DIRECTION
Print the listing in its entirety and exactly, leaving out images.

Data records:
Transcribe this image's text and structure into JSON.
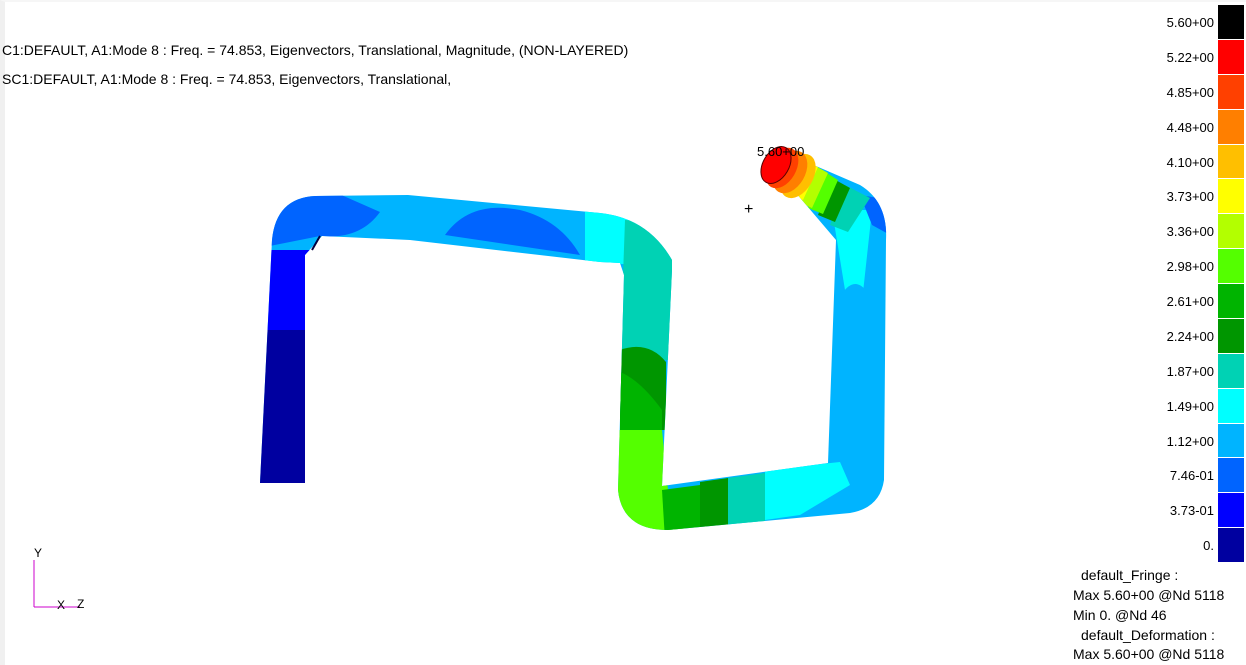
{
  "viewport": {
    "title_line1": "C1:DEFAULT, A1:Mode 8 : Freq. = 74.853, Eigenvectors, Translational, Magnitude, (NON-LAYERED)",
    "title_line2": "SC1:DEFAULT, A1:Mode 8 : Freq. = 74.853, Eigenvectors, Translational,",
    "peak_marker_label": "5.60+00",
    "cursor_glyph": "+"
  },
  "legend": {
    "labels": [
      "5.60+00",
      "5.22+00",
      "4.85+00",
      "4.48+00",
      "4.10+00",
      "3.73+00",
      "3.36+00",
      "2.98+00",
      "2.61+00",
      "2.24+00",
      "1.87+00",
      "1.49+00",
      "1.12+00",
      "7.46-01",
      "3.73-01",
      "0."
    ],
    "colors": [
      "#000000",
      "#ff0000",
      "#ff4000",
      "#ff7f00",
      "#ffbf00",
      "#ffff00",
      "#b3ff00",
      "#54ff00",
      "#00b400",
      "#009600",
      "#00d2b4",
      "#00ffff",
      "#00b4ff",
      "#0064ff",
      "#0000ff",
      "#0000a0"
    ]
  },
  "summary": {
    "fringe_title": "default_Fringe :",
    "fringe_max": "Max 5.60+00 @Nd 5118",
    "fringe_min": "Min  0. @Nd 46",
    "deformation_title": "default_Deformation :",
    "deformation_max": "Max 5.60+00 @Nd 5118"
  },
  "triad": {
    "y_label": "Y",
    "x_label": "X",
    "z_label": "Z",
    "axis_color": "#cc00cc"
  }
}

COMPLETE OUTPUT
Transcribe this image's text and structure into JSON.
{
  "viewport": {
    "title_line1": "C1:DEFAULT, A1:Mode 8 : Freq. = 74.853, Eigenvectors, Translational, Magnitude, (NON-LAYERED)",
    "title_line2": "SC1:DEFAULT, A1:Mode 8 : Freq. = 74.853, Eigenvectors, Translational,",
    "peak_marker_label": "5.60+00",
    "cursor_glyph": "+"
  },
  "legend": {
    "labels": [
      "5.60+00",
      "5.22+00",
      "4.85+00",
      "4.48+00",
      "4.10+00",
      "3.73+00",
      "3.36+00",
      "2.98+00",
      "2.61+00",
      "2.24+00",
      "1.87+00",
      "1.49+00",
      "1.12+00",
      "7.46-01",
      "3.73-01",
      "0."
    ],
    "colors": [
      "#000000",
      "#ff0000",
      "#ff4000",
      "#ff7f00",
      "#ffbf00",
      "#ffff00",
      "#b3ff00",
      "#54ff00",
      "#00b400",
      "#009600",
      "#00d2b4",
      "#00ffff",
      "#00b4ff",
      "#0064ff",
      "#0000ff",
      "#0000a0"
    ]
  },
  "summary": {
    "fringe_title": "default_Fringe :",
    "fringe_max": "Max 5.60+00 @Nd 5118",
    "fringe_min": "Min  0. @Nd 46",
    "deformation_title": "default_Deformation :",
    "deformation_max": "Max 5.60+00 @Nd 5118"
  },
  "triad": {
    "y_label": "Y",
    "x_label": "X",
    "z_label": "Z",
    "axis_color": "#cc00cc"
  }
}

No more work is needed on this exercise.